Aim a: In the post about Goya at the Prado, the writer says Goya is not the only thing to see there. What does the post point to in support of that?

Friday, May 26, 2006

beta negras

Afternoons in Madrid linger with me some five years on. My belly full of odd meat gelatins (or some pork curio from the Musee de Jambon with its walls of waxed pig legs) and that treacly pull-tab wine made effervescent and poppy with fizzy water, I would move my buzz over to the Prado and plunk myself down in front of the paintings of Francisco de Goya. (Not that it's the only thing there; aside from Hieronymus Bosch's "Garden of Earthly Delights" the Prado has a titillating amount of holy pictures depicting virgin teet milk squirting across otherwise normal biblical scenes). In the main collection are his most acceptable works (like "The Naked Maja" and "Third of May 1808"), rendered during his time as a favorite of the Spanish court, with sketches of bull fights and quotidian life in Spain, or else works gleaned on linoleum or lithograph. There is not yet a medium that Goya worked in that I did not find infused with humanity in every form, the flashes of beauty and brutality tucked masterfully into the actions of the everyday.

Element region listings
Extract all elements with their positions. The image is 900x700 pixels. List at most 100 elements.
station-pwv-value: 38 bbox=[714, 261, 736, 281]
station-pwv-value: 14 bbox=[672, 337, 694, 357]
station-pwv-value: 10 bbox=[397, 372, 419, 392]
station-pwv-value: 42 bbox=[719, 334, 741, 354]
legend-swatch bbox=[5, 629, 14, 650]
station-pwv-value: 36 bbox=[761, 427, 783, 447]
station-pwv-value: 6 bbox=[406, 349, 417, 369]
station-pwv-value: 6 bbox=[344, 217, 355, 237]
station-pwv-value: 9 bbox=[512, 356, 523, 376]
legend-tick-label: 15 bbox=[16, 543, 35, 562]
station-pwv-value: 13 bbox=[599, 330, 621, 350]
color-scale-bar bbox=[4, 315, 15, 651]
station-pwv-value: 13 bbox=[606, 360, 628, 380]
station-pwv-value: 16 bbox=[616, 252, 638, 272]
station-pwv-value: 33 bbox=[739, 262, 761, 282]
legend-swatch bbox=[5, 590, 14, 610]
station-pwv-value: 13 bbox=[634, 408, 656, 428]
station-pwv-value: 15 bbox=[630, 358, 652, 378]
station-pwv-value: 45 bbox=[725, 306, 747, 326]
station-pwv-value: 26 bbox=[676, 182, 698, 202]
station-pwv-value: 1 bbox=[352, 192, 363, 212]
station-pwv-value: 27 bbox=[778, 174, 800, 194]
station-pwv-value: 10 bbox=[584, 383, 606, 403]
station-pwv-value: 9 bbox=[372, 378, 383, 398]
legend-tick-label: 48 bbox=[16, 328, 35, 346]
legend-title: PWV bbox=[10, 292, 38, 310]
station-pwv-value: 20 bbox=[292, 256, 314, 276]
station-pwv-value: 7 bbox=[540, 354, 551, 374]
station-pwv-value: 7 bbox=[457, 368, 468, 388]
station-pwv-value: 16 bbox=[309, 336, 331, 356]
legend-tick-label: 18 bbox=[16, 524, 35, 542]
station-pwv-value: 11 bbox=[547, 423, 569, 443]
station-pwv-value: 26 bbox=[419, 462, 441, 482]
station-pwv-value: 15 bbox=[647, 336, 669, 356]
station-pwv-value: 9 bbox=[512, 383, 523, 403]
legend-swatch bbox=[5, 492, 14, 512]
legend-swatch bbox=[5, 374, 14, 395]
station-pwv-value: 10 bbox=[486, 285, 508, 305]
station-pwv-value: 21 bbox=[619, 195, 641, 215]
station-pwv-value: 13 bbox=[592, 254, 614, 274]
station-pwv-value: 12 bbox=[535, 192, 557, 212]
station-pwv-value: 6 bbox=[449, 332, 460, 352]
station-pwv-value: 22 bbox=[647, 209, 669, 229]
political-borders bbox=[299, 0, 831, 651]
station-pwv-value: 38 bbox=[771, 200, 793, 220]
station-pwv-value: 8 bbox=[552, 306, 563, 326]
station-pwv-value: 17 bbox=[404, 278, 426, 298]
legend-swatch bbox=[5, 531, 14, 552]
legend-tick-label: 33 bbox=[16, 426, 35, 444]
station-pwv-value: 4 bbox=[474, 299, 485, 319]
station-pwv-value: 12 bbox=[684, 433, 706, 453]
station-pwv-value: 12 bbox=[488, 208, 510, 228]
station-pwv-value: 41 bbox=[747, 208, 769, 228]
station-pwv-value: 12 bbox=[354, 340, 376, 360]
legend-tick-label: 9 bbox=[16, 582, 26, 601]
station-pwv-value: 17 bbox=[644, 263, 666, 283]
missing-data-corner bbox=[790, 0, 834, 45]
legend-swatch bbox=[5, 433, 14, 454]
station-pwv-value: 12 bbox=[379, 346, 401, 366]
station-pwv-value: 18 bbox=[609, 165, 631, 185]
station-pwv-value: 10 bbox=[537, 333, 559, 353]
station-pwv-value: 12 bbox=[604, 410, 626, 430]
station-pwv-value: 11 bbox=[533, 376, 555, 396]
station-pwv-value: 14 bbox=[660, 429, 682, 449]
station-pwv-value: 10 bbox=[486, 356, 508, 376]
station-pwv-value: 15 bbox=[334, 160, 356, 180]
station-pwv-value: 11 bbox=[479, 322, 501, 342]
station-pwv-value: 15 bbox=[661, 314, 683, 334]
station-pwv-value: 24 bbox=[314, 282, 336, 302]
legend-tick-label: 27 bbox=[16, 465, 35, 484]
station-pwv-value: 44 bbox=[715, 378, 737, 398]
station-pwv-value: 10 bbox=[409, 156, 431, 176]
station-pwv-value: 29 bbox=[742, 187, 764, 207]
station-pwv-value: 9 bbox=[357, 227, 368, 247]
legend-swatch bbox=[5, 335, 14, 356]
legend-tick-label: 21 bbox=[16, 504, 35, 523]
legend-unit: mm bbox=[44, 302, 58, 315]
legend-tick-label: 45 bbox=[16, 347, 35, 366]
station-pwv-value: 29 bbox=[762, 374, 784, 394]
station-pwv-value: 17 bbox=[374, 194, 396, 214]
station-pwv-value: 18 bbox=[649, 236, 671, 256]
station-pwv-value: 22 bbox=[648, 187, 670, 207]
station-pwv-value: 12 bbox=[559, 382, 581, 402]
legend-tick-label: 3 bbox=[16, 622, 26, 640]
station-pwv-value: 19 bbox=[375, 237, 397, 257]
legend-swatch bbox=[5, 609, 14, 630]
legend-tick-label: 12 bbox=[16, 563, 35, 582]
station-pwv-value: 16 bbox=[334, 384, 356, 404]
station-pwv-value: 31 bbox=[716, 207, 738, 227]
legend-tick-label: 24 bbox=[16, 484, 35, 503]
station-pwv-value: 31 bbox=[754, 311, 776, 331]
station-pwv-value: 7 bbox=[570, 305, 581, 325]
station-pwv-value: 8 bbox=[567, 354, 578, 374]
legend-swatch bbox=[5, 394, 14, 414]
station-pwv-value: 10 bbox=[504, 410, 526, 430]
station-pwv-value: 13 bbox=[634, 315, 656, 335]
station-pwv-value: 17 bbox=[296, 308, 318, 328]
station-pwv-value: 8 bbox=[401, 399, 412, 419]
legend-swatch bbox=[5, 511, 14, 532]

Aim b: Give as a numbered list the lines of the listing from its start through the line containing "station-pwv-value: 42 bbox=[719, 334, 741, 354]".

Correct output a: It points to Hieronymus Bosch's "Garden of Earthly Delights." It also notes the many holy pictures in which the Virgin's milk squirts across otherwise normal biblical scenes.

Correct output b:
1. Extract all elements with their positions. The image is 900x700 pixels. List at most 100 elements.
2. station-pwv-value: 38 bbox=[714, 261, 736, 281]
3. station-pwv-value: 14 bbox=[672, 337, 694, 357]
4. station-pwv-value: 10 bbox=[397, 372, 419, 392]
5. station-pwv-value: 42 bbox=[719, 334, 741, 354]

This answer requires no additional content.